— The problem —
Below is some material; transcribe all of it exactly.

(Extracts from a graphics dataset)
(begin)

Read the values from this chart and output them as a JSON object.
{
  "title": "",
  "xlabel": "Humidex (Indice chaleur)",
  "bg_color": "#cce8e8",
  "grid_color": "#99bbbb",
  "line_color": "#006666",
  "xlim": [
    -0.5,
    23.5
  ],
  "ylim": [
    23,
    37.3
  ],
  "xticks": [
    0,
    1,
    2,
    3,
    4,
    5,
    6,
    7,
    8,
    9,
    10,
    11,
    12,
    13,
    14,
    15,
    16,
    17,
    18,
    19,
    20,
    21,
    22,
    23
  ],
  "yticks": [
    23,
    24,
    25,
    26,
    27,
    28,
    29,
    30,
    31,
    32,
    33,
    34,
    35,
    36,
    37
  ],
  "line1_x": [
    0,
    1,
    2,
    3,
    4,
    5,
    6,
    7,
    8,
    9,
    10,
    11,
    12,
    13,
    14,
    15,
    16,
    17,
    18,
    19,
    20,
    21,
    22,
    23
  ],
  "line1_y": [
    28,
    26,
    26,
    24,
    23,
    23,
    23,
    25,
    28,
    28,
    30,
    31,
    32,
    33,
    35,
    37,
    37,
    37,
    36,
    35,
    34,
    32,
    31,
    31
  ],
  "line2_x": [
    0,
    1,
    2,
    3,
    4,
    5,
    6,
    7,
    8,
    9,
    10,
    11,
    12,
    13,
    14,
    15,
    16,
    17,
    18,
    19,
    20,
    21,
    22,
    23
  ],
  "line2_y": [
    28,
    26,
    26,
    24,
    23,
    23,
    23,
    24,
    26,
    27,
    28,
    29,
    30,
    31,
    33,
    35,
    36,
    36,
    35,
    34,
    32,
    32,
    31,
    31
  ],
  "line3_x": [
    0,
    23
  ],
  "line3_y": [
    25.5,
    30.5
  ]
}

(end)

— Result below —
Read the values from this chart and output them as a JSON object.
{
  "title": "",
  "xlabel": "Humidex (Indice chaleur)",
  "bg_color": "#cce8e8",
  "grid_color": "#99bbbb",
  "line_color": "#006666",
  "xlim": [
    -0.5,
    23.5
  ],
  "ylim": [
    23,
    37.3
  ],
  "xticks": [
    0,
    1,
    2,
    3,
    4,
    5,
    6,
    7,
    8,
    9,
    10,
    11,
    12,
    13,
    14,
    15,
    16,
    17,
    18,
    19,
    20,
    21,
    22,
    23
  ],
  "yticks": [
    23,
    24,
    25,
    26,
    27,
    28,
    29,
    30,
    31,
    32,
    33,
    34,
    35,
    36,
    37
  ],
  "line1_x": [
    0,
    1,
    2,
    3,
    4,
    5,
    6,
    7,
    8,
    9,
    10,
    11,
    12,
    13,
    14,
    15,
    16,
    17,
    18,
    19,
    20,
    21,
    22,
    23
  ],
  "line1_y": [
    28,
    26,
    26,
    24,
    23,
    23,
    23,
    25,
    28,
    28,
    30,
    31,
    32,
    33,
    35,
    37,
    37,
    37,
    36,
    35,
    34,
    32,
    31,
    31
  ],
  "line2_x": [
    0,
    1,
    2,
    3,
    4,
    5,
    6,
    7,
    8,
    9,
    10,
    11,
    12,
    13,
    14,
    15,
    16,
    17,
    18,
    19,
    20,
    21,
    22,
    23
  ],
  "line2_y": [
    28,
    26,
    26,
    24,
    23,
    23,
    23,
    24,
    26,
    27,
    28,
    29,
    30,
    31,
    33,
    35,
    36,
    36,
    35,
    34,
    32,
    32,
    31,
    31
  ],
  "line3_x": [
    0,
    23
  ],
  "line3_y": [
    25.5,
    30.5
  ]
}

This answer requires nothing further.